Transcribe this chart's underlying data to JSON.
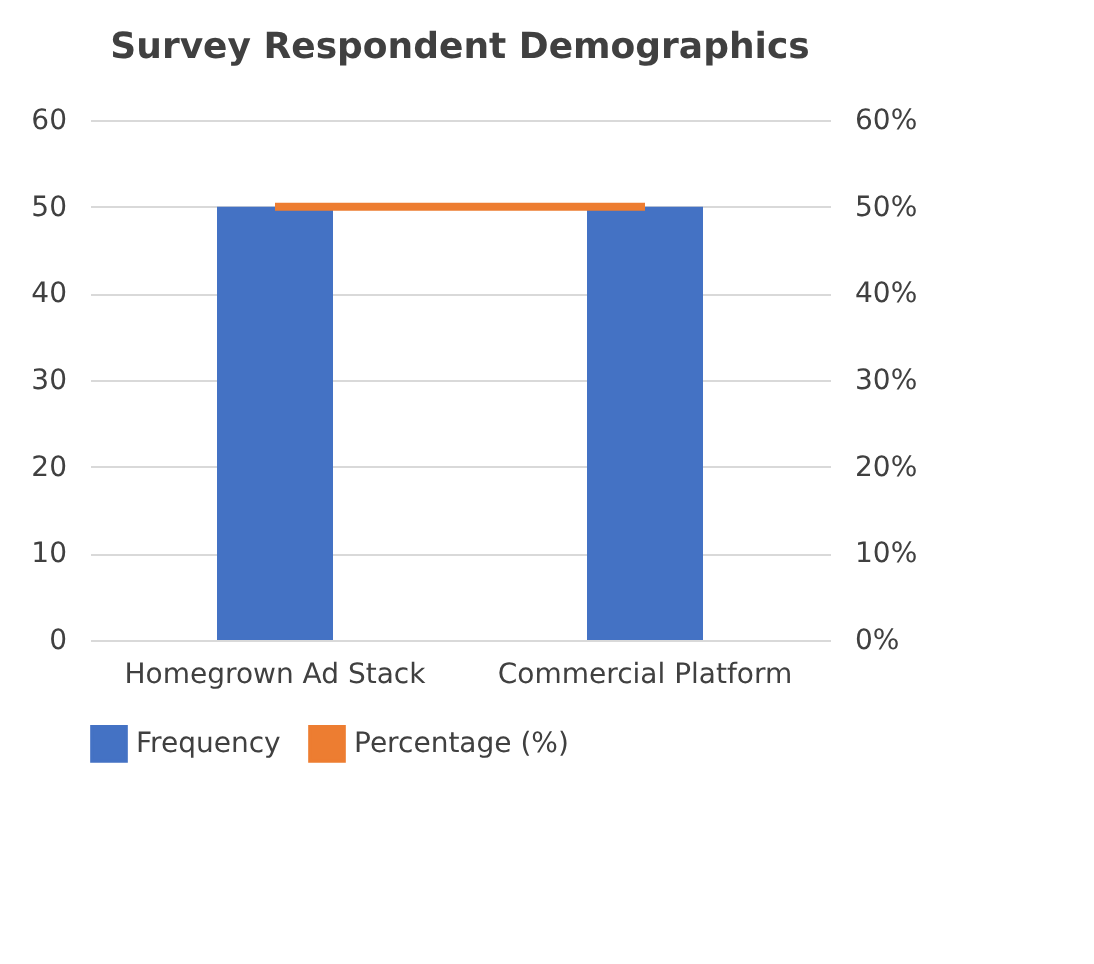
{
  "chart_data": {
    "type": "bar",
    "title": "Survey Respondent Demographics",
    "categories": [
      "Homegrown Ad Stack",
      "Commercial Platform"
    ],
    "series": [
      {
        "name": "Frequency",
        "color": "#4472c4",
        "values": [
          50,
          50
        ]
      },
      {
        "name": "Percentage (%)",
        "color": "#ed7d31",
        "values": [
          50,
          50
        ],
        "type": "line",
        "axis": "y2"
      }
    ],
    "ylim": [
      0,
      60
    ],
    "yticks": [
      0,
      10,
      20,
      30,
      40,
      50,
      60
    ],
    "y2lim": [
      0,
      60
    ],
    "y2ticks": [
      {
        "value": 0,
        "label": "0%"
      },
      {
        "value": 10,
        "label": "10%"
      },
      {
        "value": 20,
        "label": "20%"
      },
      {
        "value": 30,
        "label": "30%"
      },
      {
        "value": 40,
        "label": "40%"
      },
      {
        "value": 50,
        "label": "50%"
      },
      {
        "value": 60,
        "label": "60%"
      }
    ],
    "grid": "y",
    "legend": "bottom",
    "marker": "none",
    "line_style": "solid"
  }
}
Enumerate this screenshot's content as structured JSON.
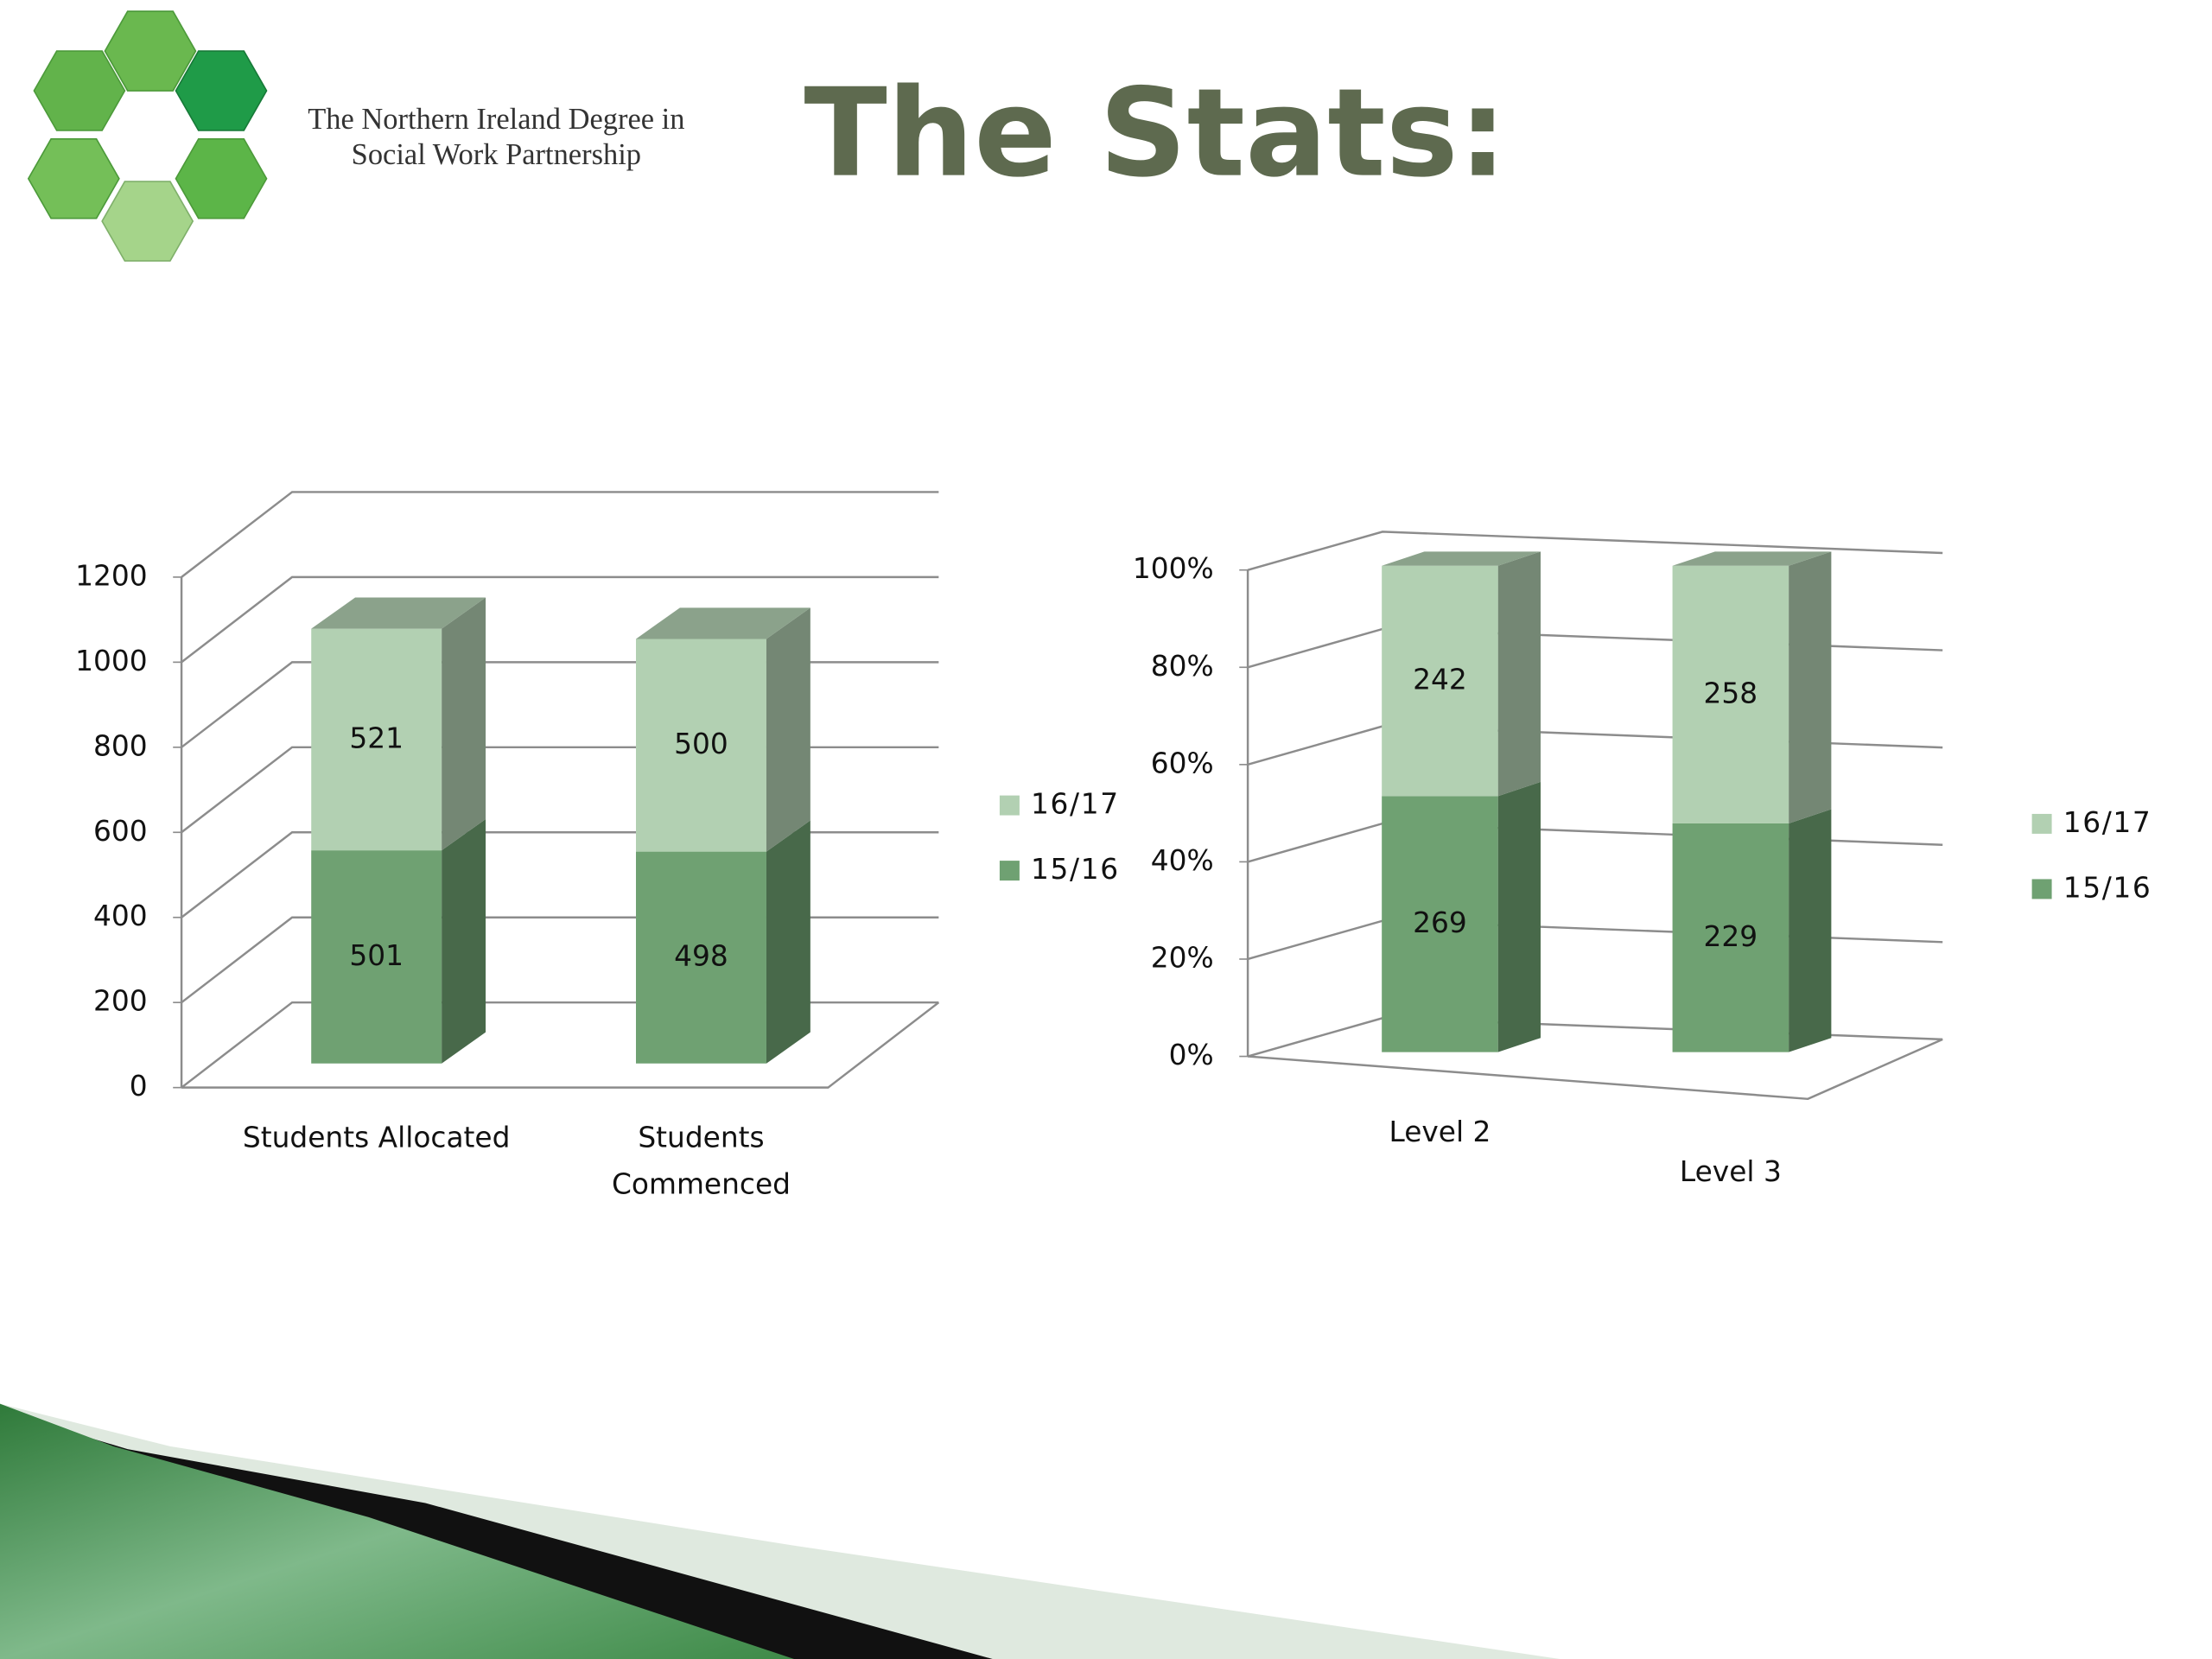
{
  "slide": {
    "title": "The Stats:",
    "logo_text": [
      "The Northern Ireland Degree in",
      "Social Work Partnership"
    ]
  },
  "chart_data": [
    {
      "type": "bar",
      "stacking": "normal",
      "categories": [
        "Students Allocated",
        "Students Commenced"
      ],
      "series": [
        {
          "name": "15/16",
          "color": "#6fa172",
          "values": [
            501,
            498
          ]
        },
        {
          "name": "16/17",
          "color": "#b2d0b2",
          "values": [
            521,
            500
          ]
        }
      ],
      "ylim": [
        0,
        1200
      ],
      "yticks": [
        0,
        200,
        400,
        600,
        800,
        1000,
        1200
      ],
      "grid": true,
      "legend": "right"
    },
    {
      "type": "bar",
      "stacking": "percent",
      "categories": [
        "Level 2",
        "Level 3"
      ],
      "series": [
        {
          "name": "15/16",
          "color": "#6fa172",
          "values": [
            269,
            229
          ]
        },
        {
          "name": "16/17",
          "color": "#b2d0b2",
          "values": [
            242,
            258
          ]
        }
      ],
      "ylim": [
        0,
        100
      ],
      "yticks": [
        {
          "value": 0,
          "label": "0%"
        },
        {
          "value": 20,
          "label": "20%"
        },
        {
          "value": 40,
          "label": "40%"
        },
        {
          "value": 60,
          "label": "60%"
        },
        {
          "value": 80,
          "label": "80%"
        },
        {
          "value": 100,
          "label": "100%"
        }
      ],
      "grid": true,
      "legend": "right"
    }
  ]
}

■ ■ ■

Copy out all the entries exactly. Images stay out of the copy.

TASK RESULT:
Transcribe this chart's underlying data to JSON.
{
  "chart_data": {
    "type": "bar",
    "title": "Survey Respondent Demographics",
    "categories": [
      "Homegrown Ad Stack",
      "Commercial Platform"
    ],
    "series": [
      {
        "name": "Frequency",
        "color": "#4472c4",
        "values": [
          50,
          50
        ]
      },
      {
        "name": "Percentage (%)",
        "color": "#ed7d31",
        "values": [
          50,
          50
        ],
        "type": "line",
        "axis": "y2"
      }
    ],
    "ylim": [
      0,
      60
    ],
    "yticks": [
      0,
      10,
      20,
      30,
      40,
      50,
      60
    ],
    "y2lim": [
      0,
      60
    ],
    "y2ticks": [
      {
        "value": 0,
        "label": "0%"
      },
      {
        "value": 10,
        "label": "10%"
      },
      {
        "value": 20,
        "label": "20%"
      },
      {
        "value": 30,
        "label": "30%"
      },
      {
        "value": 40,
        "label": "40%"
      },
      {
        "value": 50,
        "label": "50%"
      },
      {
        "value": 60,
        "label": "60%"
      }
    ],
    "grid": "y",
    "legend": "bottom",
    "marker": "none",
    "line_style": "solid"
  }
}
Enumerate this screenshot's content as structured JSON.
{
  "slide": {
    "title": "The Stats:",
    "logo_text": [
      "The Northern Ireland Degree in",
      "Social Work Partnership"
    ]
  },
  "chart_data": [
    {
      "type": "bar",
      "stacking": "normal",
      "categories": [
        "Students Allocated",
        "Students Commenced"
      ],
      "series": [
        {
          "name": "15/16",
          "color": "#6fa172",
          "values": [
            501,
            498
          ]
        },
        {
          "name": "16/17",
          "color": "#b2d0b2",
          "values": [
            521,
            500
          ]
        }
      ],
      "ylim": [
        0,
        1200
      ],
      "yticks": [
        0,
        200,
        400,
        600,
        800,
        1000,
        1200
      ],
      "grid": true,
      "legend": "right"
    },
    {
      "type": "bar",
      "stacking": "percent",
      "categories": [
        "Level 2",
        "Level 3"
      ],
      "series": [
        {
          "name": "15/16",
          "color": "#6fa172",
          "values": [
            269,
            229
          ]
        },
        {
          "name": "16/17",
          "color": "#b2d0b2",
          "values": [
            242,
            258
          ]
        }
      ],
      "ylim": [
        0,
        100
      ],
      "yticks": [
        {
          "value": 0,
          "label": "0%"
        },
        {
          "value": 20,
          "label": "20%"
        },
        {
          "value": 40,
          "label": "40%"
        },
        {
          "value": 60,
          "label": "60%"
        },
        {
          "value": 80,
          "label": "80%"
        },
        {
          "value": 100,
          "label": "100%"
        }
      ],
      "grid": true,
      "legend": "right"
    }
  ]
}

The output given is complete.